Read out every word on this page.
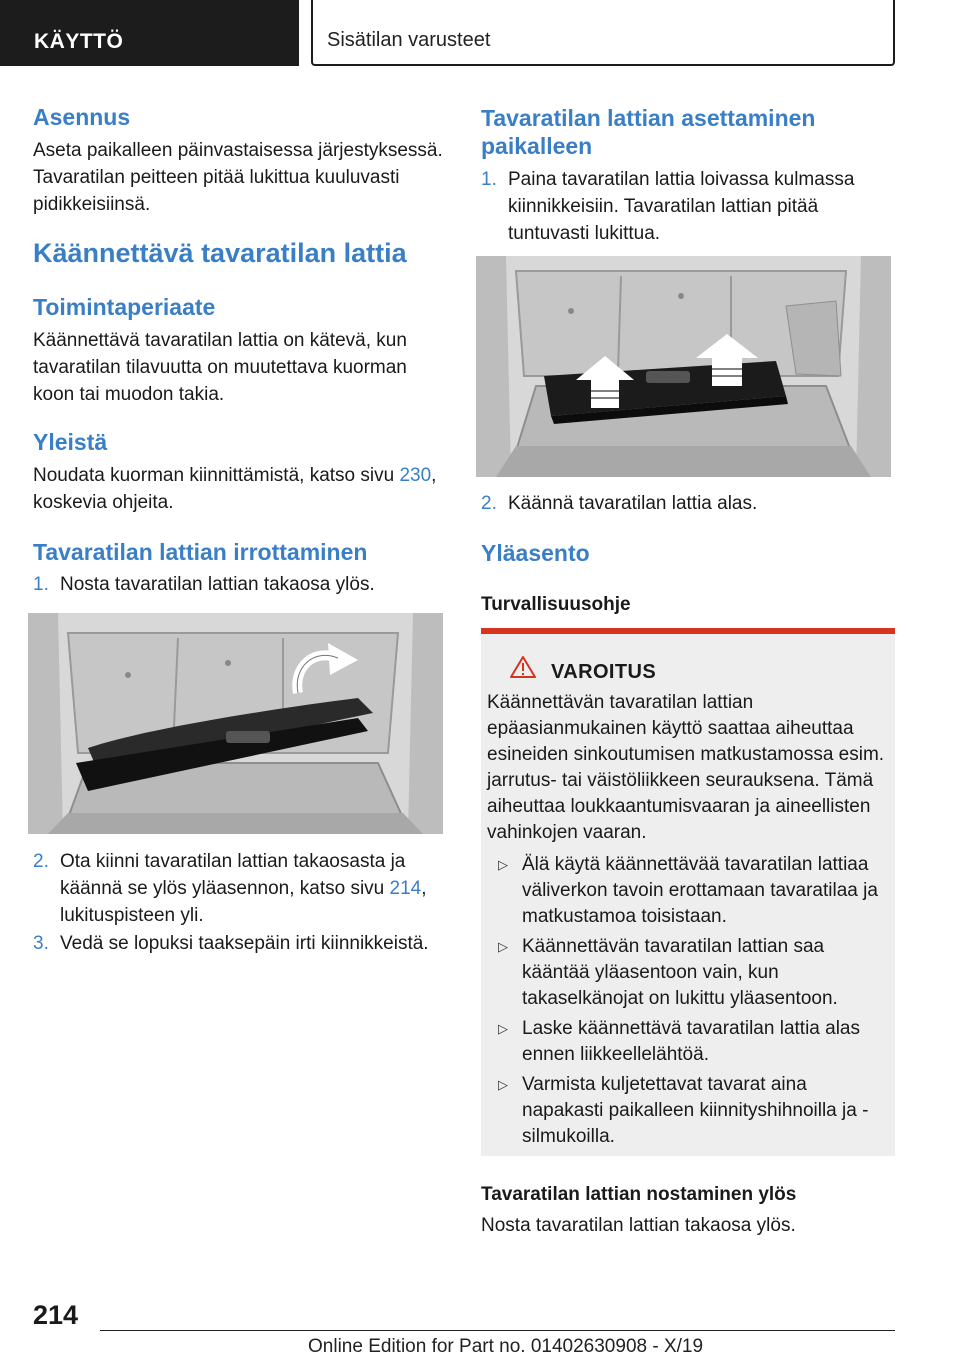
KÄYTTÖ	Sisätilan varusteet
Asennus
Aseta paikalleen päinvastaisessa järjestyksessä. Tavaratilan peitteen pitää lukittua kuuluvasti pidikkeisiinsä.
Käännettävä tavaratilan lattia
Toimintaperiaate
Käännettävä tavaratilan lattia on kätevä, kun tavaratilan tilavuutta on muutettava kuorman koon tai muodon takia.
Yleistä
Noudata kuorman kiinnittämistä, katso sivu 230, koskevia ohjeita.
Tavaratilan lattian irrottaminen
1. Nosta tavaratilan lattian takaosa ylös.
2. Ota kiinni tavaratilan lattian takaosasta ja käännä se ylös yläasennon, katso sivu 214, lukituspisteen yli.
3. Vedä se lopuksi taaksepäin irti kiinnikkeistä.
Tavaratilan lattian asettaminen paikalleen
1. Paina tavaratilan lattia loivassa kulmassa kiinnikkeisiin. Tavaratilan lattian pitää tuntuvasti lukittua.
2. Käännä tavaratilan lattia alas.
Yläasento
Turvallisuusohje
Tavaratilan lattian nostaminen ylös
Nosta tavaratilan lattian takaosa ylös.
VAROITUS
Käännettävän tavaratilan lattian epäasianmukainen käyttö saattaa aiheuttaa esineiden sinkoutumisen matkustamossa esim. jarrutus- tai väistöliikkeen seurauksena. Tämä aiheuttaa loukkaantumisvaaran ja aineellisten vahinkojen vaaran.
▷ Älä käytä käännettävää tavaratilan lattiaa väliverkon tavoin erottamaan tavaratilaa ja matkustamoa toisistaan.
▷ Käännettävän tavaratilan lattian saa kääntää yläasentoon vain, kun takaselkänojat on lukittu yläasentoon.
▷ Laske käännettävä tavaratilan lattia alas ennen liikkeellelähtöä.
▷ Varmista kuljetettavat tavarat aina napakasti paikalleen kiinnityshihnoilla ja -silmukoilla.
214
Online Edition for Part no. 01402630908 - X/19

....

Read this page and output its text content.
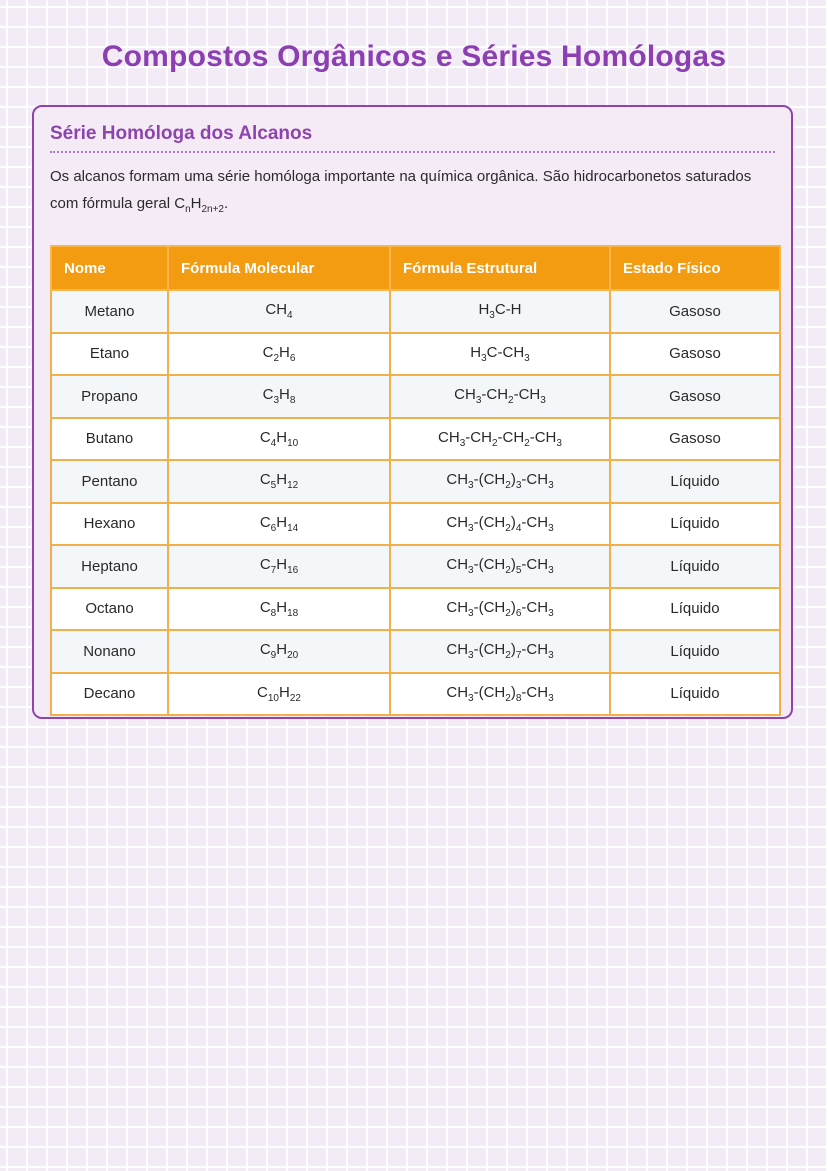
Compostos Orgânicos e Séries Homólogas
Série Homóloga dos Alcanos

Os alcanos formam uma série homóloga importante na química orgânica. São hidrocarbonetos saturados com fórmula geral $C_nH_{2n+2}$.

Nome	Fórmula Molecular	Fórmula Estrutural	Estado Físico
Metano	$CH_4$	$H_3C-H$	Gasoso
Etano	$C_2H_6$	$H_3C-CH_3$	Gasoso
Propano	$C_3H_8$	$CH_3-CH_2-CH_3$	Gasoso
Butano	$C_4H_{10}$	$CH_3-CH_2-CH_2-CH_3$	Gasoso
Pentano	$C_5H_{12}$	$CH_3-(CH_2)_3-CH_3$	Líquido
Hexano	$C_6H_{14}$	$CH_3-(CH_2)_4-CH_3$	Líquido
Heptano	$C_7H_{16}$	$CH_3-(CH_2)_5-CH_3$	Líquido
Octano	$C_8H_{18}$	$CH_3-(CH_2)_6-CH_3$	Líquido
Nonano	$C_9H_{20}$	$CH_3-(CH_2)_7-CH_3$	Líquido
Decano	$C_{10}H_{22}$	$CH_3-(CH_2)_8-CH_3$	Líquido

....

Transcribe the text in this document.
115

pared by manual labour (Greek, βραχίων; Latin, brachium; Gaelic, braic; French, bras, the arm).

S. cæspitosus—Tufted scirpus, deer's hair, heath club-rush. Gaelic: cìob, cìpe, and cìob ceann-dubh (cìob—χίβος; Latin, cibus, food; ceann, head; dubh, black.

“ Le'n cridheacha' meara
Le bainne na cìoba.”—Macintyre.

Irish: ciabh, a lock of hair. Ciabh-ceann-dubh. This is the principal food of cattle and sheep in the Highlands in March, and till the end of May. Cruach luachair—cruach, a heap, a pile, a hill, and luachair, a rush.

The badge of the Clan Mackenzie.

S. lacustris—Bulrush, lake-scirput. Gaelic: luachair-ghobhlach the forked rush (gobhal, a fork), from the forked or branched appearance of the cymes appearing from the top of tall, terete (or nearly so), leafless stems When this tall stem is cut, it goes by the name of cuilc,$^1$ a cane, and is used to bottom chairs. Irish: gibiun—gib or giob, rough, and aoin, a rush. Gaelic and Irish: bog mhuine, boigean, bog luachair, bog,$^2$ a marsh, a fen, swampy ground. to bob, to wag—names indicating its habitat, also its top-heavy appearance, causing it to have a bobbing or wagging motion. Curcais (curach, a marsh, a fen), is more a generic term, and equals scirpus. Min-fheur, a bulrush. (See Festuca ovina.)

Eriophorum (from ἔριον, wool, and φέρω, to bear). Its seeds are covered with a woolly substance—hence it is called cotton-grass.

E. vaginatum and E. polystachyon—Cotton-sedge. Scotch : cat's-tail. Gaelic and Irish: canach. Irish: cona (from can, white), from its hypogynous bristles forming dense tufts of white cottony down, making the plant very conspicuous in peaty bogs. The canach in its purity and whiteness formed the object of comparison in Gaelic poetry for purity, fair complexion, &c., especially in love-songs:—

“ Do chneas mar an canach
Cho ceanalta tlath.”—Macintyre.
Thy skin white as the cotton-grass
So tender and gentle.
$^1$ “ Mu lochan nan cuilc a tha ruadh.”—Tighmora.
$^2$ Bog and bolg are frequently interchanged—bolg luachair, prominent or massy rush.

....

GIVEN TASK: Copy each line from the data above that includes "Macintyre".

OUTPUT FOR THIS TASK:
Le bainne na cìoba.”—Macintyre.
Cho ceanalta tlath.”—Macintyre.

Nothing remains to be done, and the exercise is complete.